> _STATED PROBLEM_
Omit the pictures and return every entry exactly as written.

** START OF THE INPUT **

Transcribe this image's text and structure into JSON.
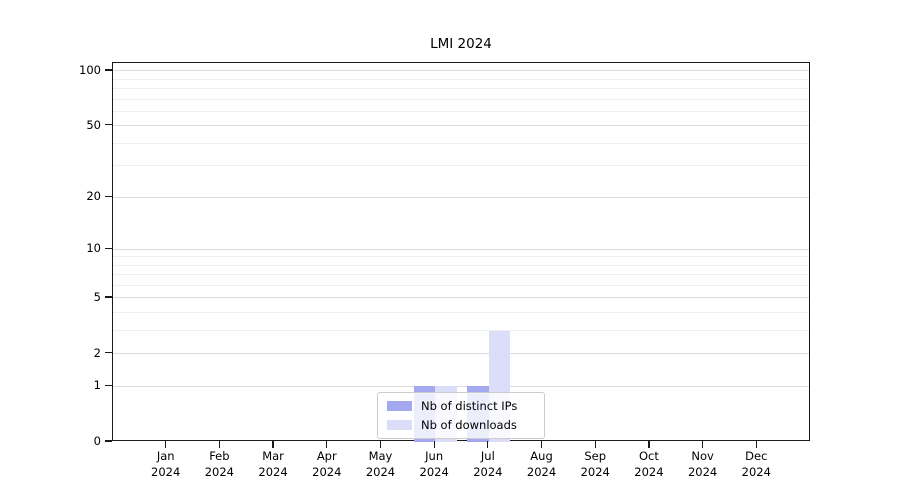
{
  "chart_data": {
    "type": "bar",
    "title": "LMI 2024",
    "categories": [
      "Jan\n2024",
      "Feb\n2024",
      "Mar\n2024",
      "Apr\n2024",
      "May\n2024",
      "Jun\n2024",
      "Jul\n2024",
      "Aug\n2024",
      "Sep\n2024",
      "Oct\n2024",
      "Nov\n2024",
      "Dec\n2024"
    ],
    "series": [
      {
        "name": "Nb of distinct IPs",
        "color": "#a4a8ee",
        "values": [
          0,
          0,
          0,
          0,
          0,
          1,
          1,
          0,
          0,
          0,
          0,
          0
        ]
      },
      {
        "name": "Nb of downloads",
        "color": "#dcddf9",
        "values": [
          0,
          0,
          0,
          0,
          0,
          1,
          3,
          0,
          0,
          0,
          0,
          0
        ]
      }
    ],
    "yscale": "log1p",
    "ylim": [
      0,
      110
    ],
    "y_ticks": [
      {
        "value": 0,
        "label": "0"
      },
      {
        "value": 1,
        "label": "1"
      },
      {
        "value": 2,
        "label": "2"
      },
      {
        "value": 5,
        "label": "5"
      },
      {
        "value": 10,
        "label": "10"
      },
      {
        "value": 20,
        "label": "20"
      },
      {
        "value": 50,
        "label": "50"
      },
      {
        "value": 100,
        "label": "100"
      }
    ],
    "y_minor_ticks": [
      3,
      4,
      6,
      7,
      8,
      9,
      30,
      40,
      60,
      70,
      80,
      90
    ],
    "grid": "horizontal",
    "legend_position": "lower-center"
  },
  "colors": {
    "grid_major": "#dcdcdc",
    "grid_minor": "#f0f0f0",
    "axis": "#1a1a1a",
    "legend_border": "#cccccc"
  }
}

** END OF THE INPUT **

> _FINAL RESULT_
Transcribe this image's text and structure into JSON.
{
  "chart_data": {
    "type": "bar",
    "title": "LMI 2024",
    "categories": [
      "Jan\n2024",
      "Feb\n2024",
      "Mar\n2024",
      "Apr\n2024",
      "May\n2024",
      "Jun\n2024",
      "Jul\n2024",
      "Aug\n2024",
      "Sep\n2024",
      "Oct\n2024",
      "Nov\n2024",
      "Dec\n2024"
    ],
    "series": [
      {
        "name": "Nb of distinct IPs",
        "color": "#a4a8ee",
        "values": [
          0,
          0,
          0,
          0,
          0,
          1,
          1,
          0,
          0,
          0,
          0,
          0
        ]
      },
      {
        "name": "Nb of downloads",
        "color": "#dcddf9",
        "values": [
          0,
          0,
          0,
          0,
          0,
          1,
          3,
          0,
          0,
          0,
          0,
          0
        ]
      }
    ],
    "yscale": "log1p",
    "ylim": [
      0,
      110
    ],
    "y_ticks": [
      {
        "value": 0,
        "label": "0"
      },
      {
        "value": 1,
        "label": "1"
      },
      {
        "value": 2,
        "label": "2"
      },
      {
        "value": 5,
        "label": "5"
      },
      {
        "value": 10,
        "label": "10"
      },
      {
        "value": 20,
        "label": "20"
      },
      {
        "value": 50,
        "label": "50"
      },
      {
        "value": 100,
        "label": "100"
      }
    ],
    "y_minor_ticks": [
      3,
      4,
      6,
      7,
      8,
      9,
      30,
      40,
      60,
      70,
      80,
      90
    ],
    "grid": "horizontal",
    "legend_position": "lower-center"
  },
  "colors": {
    "grid_major": "#dcdcdc",
    "grid_minor": "#f0f0f0",
    "axis": "#1a1a1a",
    "legend_border": "#cccccc"
  }
}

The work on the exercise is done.